Do this |
Filter the entries and keep only the lines where the string "Precipitation" appears.

Figure record listings

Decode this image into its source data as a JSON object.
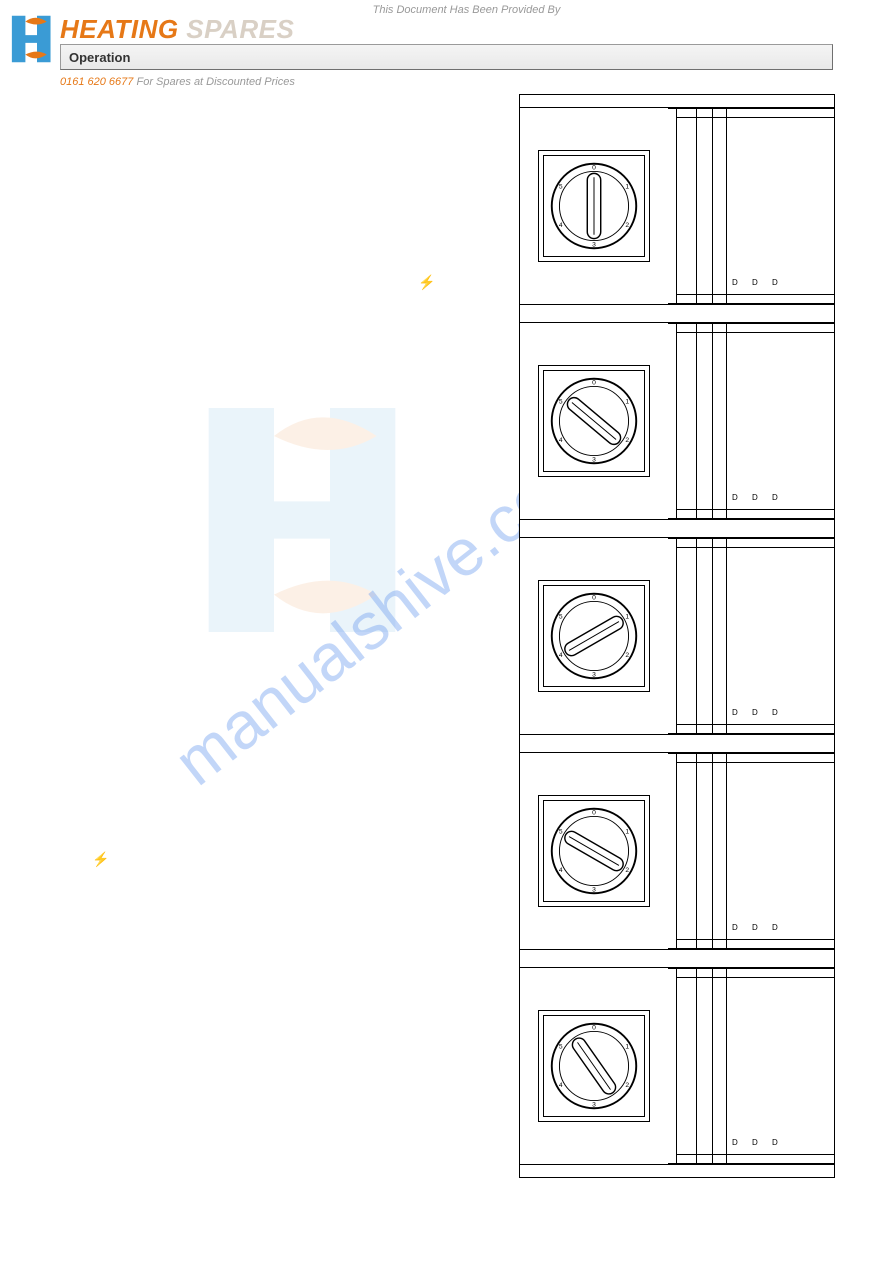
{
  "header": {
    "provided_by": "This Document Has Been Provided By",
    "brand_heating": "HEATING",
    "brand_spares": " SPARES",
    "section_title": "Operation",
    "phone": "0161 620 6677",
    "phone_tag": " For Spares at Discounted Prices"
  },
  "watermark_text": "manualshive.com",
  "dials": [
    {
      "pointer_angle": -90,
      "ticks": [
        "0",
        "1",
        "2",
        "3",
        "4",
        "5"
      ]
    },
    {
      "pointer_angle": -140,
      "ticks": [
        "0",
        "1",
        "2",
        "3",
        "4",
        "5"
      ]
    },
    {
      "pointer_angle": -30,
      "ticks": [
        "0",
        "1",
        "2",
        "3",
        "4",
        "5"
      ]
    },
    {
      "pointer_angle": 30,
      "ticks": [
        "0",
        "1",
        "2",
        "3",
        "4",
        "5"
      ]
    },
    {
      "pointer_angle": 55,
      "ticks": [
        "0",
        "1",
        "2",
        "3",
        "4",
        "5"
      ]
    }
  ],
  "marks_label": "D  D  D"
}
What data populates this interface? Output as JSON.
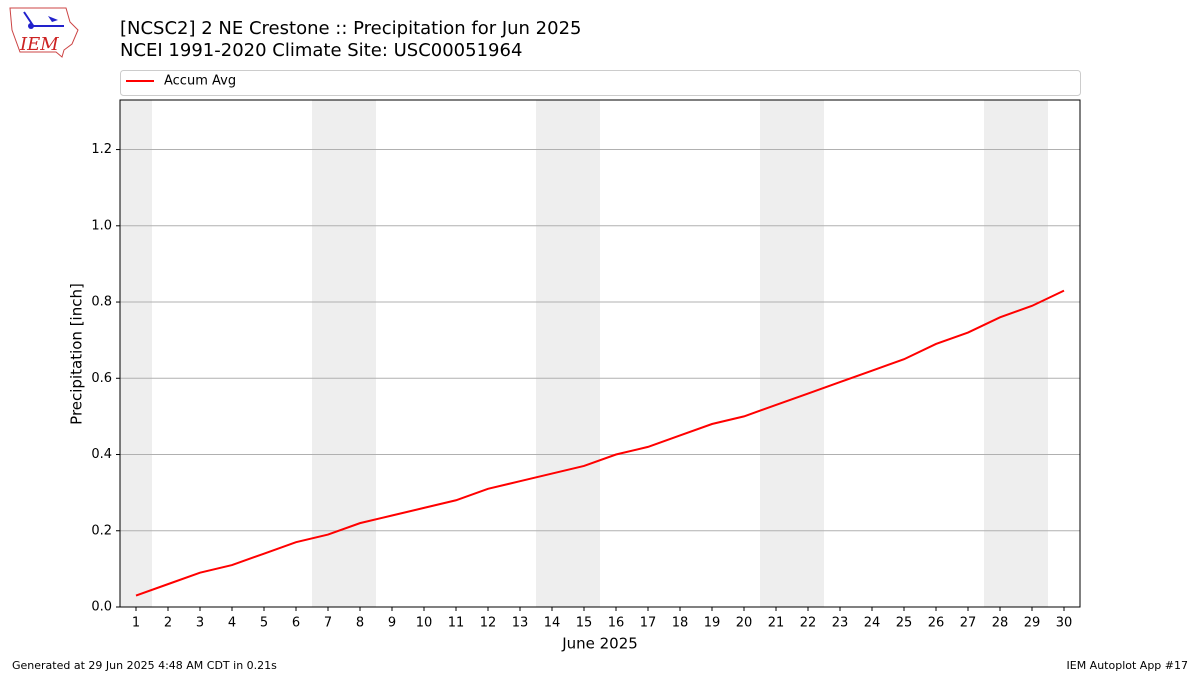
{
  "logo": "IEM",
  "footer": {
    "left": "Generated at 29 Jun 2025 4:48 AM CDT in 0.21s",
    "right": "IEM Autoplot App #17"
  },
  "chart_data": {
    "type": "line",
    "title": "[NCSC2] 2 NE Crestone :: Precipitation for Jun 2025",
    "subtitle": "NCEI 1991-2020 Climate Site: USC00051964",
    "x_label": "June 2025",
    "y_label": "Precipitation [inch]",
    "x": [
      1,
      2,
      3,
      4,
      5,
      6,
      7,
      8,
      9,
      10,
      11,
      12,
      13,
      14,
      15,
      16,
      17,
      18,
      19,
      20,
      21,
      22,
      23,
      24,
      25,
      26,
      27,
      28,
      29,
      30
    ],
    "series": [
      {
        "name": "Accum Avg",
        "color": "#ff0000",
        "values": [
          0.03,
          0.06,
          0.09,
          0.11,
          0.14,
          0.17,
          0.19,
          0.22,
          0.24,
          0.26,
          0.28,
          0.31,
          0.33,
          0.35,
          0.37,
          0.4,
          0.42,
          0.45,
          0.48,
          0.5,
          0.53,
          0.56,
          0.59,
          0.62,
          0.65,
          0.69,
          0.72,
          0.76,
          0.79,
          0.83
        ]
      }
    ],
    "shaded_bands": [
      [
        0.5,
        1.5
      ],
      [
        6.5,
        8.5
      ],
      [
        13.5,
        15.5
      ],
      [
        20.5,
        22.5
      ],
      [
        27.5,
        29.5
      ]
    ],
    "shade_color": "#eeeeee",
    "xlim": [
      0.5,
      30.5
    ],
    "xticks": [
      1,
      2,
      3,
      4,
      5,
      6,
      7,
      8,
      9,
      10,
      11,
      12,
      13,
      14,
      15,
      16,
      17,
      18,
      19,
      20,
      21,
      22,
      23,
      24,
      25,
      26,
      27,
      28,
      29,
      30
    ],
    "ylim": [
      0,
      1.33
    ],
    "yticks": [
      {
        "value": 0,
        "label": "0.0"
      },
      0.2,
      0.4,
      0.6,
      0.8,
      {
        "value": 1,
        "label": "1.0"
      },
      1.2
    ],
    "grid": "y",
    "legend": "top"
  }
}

---

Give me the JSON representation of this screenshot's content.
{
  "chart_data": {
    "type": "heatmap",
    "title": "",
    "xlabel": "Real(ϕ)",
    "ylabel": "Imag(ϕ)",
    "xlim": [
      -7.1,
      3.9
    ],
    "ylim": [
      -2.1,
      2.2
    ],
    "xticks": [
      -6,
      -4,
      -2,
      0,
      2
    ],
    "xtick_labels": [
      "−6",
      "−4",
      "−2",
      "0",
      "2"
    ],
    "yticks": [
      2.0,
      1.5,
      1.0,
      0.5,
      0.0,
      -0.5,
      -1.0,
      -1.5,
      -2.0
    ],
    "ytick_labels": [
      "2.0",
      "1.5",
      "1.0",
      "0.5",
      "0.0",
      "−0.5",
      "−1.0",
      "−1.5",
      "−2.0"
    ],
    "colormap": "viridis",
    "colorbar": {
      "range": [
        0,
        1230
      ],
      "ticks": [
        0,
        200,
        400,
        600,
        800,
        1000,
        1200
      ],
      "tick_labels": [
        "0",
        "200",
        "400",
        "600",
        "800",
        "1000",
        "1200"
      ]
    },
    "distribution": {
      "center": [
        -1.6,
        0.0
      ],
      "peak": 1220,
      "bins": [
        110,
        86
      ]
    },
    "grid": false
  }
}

Complete answer |
    "title": "[NCSC2] 2 NE Crestone :: Precipitation for Jun 2025",
    "y_label": "Precipitation [inch]",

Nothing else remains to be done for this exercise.